- [Selected text]:

== Segment start ==

Talk:Broncho Billy Anderson

From Wikipedia, the free encyclopedia

This article is within the scope of WikiProject Biography. For more information, visit the project page.
Start This article has been rated as start-Class on the project's quality scale. [FAQ]
This article is supported by WikiProject Actors and Filmmakers, an attempt to build a comprehensive and detailed biographical guide to actors and filmmakers on Wikipedia.

According to IMDB, and some weak google hit evidence (compare "Anderson, Bronco Billy" vs "Anderson, Broncho Billy"), he used "Broncho" rather than "Bronco" -- some webpages suggest that that's a more archaic spelling of "Bronco." Can someone clear this up? Zyqqh 00:20, 18 Nov 2004 (UTC)

[edit] Date of birth

It is different than the one at Find-A-Grave. Lincher 19:01, 24 March 2006 (UTC)

[edit] Discrepancies

The first section, "Birth," says that the actor's birth name was Max Aronson. Immediately afterwards he is referred to several times as "Anderson," before it is explained in the next section that he adopted the professional name of Gilbert M. Anderson. Naturally, this is very confusing!

== Segment end ==

- [Page layout parsing data]:
== Segment start ==

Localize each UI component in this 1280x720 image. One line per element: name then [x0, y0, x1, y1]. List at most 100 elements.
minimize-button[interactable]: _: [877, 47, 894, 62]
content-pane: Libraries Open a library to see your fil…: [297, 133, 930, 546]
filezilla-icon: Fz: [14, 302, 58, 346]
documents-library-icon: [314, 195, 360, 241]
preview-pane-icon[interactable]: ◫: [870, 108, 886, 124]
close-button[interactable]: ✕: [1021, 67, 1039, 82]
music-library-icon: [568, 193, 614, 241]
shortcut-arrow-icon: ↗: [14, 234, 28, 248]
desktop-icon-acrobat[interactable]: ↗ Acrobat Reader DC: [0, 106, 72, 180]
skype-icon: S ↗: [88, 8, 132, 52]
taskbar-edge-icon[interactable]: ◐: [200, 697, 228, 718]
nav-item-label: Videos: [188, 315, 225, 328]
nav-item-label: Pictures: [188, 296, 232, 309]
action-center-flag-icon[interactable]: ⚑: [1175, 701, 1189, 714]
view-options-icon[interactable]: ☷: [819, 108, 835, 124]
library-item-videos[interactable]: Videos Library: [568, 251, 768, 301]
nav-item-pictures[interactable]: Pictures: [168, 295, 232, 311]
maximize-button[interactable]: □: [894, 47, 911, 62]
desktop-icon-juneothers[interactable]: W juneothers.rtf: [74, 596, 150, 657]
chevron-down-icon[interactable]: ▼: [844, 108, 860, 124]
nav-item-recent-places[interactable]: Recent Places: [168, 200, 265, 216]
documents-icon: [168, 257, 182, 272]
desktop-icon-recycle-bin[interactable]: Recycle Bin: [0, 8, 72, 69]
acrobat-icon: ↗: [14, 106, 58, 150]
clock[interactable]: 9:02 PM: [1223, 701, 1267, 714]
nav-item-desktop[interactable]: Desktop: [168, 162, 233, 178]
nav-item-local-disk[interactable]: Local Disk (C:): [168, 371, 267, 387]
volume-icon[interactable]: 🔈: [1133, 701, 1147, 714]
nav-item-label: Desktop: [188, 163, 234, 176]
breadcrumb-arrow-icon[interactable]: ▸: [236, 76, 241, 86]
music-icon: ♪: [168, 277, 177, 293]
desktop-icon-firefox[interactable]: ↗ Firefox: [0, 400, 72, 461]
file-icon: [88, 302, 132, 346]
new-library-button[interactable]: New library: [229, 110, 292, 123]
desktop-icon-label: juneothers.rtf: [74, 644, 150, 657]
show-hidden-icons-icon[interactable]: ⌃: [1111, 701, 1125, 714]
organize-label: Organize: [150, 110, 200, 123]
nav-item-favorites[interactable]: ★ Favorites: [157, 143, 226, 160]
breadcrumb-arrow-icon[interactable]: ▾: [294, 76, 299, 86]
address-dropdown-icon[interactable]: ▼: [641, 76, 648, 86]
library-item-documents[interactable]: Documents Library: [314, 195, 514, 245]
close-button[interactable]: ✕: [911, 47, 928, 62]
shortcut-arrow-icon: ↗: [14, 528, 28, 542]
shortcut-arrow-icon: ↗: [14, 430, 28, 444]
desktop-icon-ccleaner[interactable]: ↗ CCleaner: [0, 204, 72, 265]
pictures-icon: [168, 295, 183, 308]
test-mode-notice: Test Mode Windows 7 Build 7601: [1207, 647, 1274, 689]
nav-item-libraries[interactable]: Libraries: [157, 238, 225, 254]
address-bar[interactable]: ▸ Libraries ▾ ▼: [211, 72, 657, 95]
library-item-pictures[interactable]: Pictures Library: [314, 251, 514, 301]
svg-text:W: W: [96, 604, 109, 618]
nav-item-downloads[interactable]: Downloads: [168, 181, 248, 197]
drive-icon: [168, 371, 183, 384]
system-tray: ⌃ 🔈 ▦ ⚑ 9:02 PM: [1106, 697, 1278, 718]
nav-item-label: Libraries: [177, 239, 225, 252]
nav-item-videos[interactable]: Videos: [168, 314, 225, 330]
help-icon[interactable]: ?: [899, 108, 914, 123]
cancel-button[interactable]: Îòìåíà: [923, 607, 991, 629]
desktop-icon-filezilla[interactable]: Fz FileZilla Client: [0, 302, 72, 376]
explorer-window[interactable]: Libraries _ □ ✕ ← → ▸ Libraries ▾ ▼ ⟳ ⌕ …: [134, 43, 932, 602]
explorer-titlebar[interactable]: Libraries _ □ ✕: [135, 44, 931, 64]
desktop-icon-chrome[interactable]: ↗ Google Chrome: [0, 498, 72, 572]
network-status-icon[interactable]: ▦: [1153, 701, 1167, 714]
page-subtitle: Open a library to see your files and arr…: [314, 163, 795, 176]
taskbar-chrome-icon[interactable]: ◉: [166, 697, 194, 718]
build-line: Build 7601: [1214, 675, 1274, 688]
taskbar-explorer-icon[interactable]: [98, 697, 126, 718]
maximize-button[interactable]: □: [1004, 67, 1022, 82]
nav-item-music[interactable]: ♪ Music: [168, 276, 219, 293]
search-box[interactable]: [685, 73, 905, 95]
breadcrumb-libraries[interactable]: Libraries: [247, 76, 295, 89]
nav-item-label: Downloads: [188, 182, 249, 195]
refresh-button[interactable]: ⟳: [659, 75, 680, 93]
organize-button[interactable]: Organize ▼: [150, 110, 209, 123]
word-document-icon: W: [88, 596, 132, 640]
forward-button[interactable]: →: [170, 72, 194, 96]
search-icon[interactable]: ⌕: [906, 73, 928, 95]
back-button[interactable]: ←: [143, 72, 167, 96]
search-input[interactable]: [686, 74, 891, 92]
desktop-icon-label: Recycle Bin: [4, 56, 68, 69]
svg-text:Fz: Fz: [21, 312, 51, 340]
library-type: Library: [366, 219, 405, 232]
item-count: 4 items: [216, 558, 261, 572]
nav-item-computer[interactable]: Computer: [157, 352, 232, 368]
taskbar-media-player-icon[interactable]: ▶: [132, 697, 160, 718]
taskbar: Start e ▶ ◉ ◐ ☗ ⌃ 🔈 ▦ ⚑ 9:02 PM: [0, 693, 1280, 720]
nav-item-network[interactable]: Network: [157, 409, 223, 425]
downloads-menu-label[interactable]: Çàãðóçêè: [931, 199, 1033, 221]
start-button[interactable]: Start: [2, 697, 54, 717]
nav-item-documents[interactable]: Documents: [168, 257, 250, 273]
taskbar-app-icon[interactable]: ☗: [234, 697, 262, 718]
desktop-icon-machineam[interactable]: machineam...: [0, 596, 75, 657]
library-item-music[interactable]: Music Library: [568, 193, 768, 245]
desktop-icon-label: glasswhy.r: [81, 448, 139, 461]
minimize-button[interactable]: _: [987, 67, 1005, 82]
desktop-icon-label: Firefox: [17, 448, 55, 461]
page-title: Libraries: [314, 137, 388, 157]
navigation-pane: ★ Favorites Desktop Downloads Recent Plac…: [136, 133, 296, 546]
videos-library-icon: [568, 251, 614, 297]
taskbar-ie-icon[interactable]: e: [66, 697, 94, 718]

== Segment end ==

- [Problem set]:
**A)** Answer these questions about the Broncho Billy Anderson talk page:
(i) Which site gives a date of birth that differs from the one in the article?
(ii) What birth name does the "Birth" section give for the actor?
(iii) What class has the article been rated on the project's quality scale?
**B)** Decide whether each statement agrees with the Broncho Billy Anderson talk page:
(i) The article has been rated B-Class on the project's quality scale.
(ii) According to IMDB, the actor spelled his nickname "Broncho" instead of "Bronco."
(iii) The actor took the professional name Gilbert M. Anderson.
**C)** Update the Broncho Billy Anderson talk page from "Start This article" to "Nov 2004 (UTC)", putting "the Internet Movie Database" in place of "IMDB".

- [Exercise responses]:
**A)**
(i) Find-A-Grave
(ii) Max Aronson
(iii) Start-Class

**B)**
(i) No: "This article has been rated as start-Class on the project's quality scale."
(ii) Yes: "According to IMDB, and some weak google hit evidence (compare "Anderson, Bronco Billy" vs "Anderson, Broncho Billy"), he used "Broncho" rather than "Bronco""
(iii) Yes: "he adopted the professional name of Gilbert M. Anderson"

**C)**
Start This article has been rated as start-Class on the project's quality scale. [FAQ]
This article is supported by WikiProject Actors and Filmmakers, an attempt to build a comprehensive and detailed biographical guide to actors and filmmakers on Wikipedia.

According to the Internet Movie Database, and some weak google hit evidence (compare "Anderson, Bronco Billy" vs "Anderson, Broncho Billy"), he used "Broncho" rather than "Bronco" -- some webpages suggest that that's a more archaic spelling of "Bronco." Can someone clear this up? Zyqqh 00:20, 18 Nov 2004 (UTC)